• [Problem requirements]
Copy the data exactly as it appears, and do not include any pictures.

• [Data shown]
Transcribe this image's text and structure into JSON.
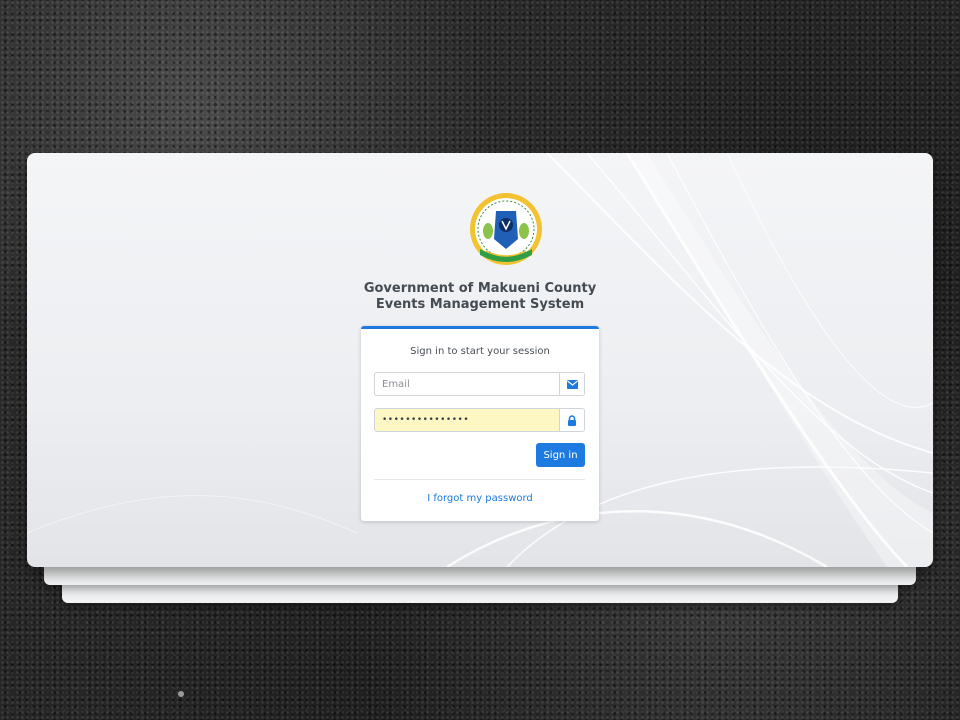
{
  "organization": {
    "name_line1": "Government of Makueni County",
    "name_line2": "Events Management System",
    "logo_icon": "county-coat-of-arms-icon"
  },
  "login": {
    "message": "Sign in to start your session",
    "email": {
      "placeholder": "Email",
      "value": "",
      "icon": "envelope-icon"
    },
    "password": {
      "masked_value": "•••••••••••••••",
      "icon": "lock-icon"
    },
    "signin_label": "Sign in",
    "forgot_label": "I forgot my password"
  },
  "colors": {
    "primary": "#1d7ae0",
    "autofill": "#fdf7c4",
    "title_text": "#454b52"
  }
}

• [Written answer]
Transcribe this image's text and structure into JSON.
{
  "organization": {
    "name_line1": "Government of Makueni County",
    "name_line2": "Events Management System",
    "logo_icon": "county-coat-of-arms-icon"
  },
  "login": {
    "message": "Sign in to start your session",
    "email": {
      "placeholder": "Email",
      "value": "",
      "icon": "envelope-icon"
    },
    "password": {
      "masked_value": "•••••••••••••••",
      "icon": "lock-icon"
    },
    "signin_label": "Sign in",
    "forgot_label": "I forgot my password"
  },
  "colors": {
    "primary": "#1d7ae0",
    "autofill": "#fdf7c4",
    "title_text": "#454b52"
  }
}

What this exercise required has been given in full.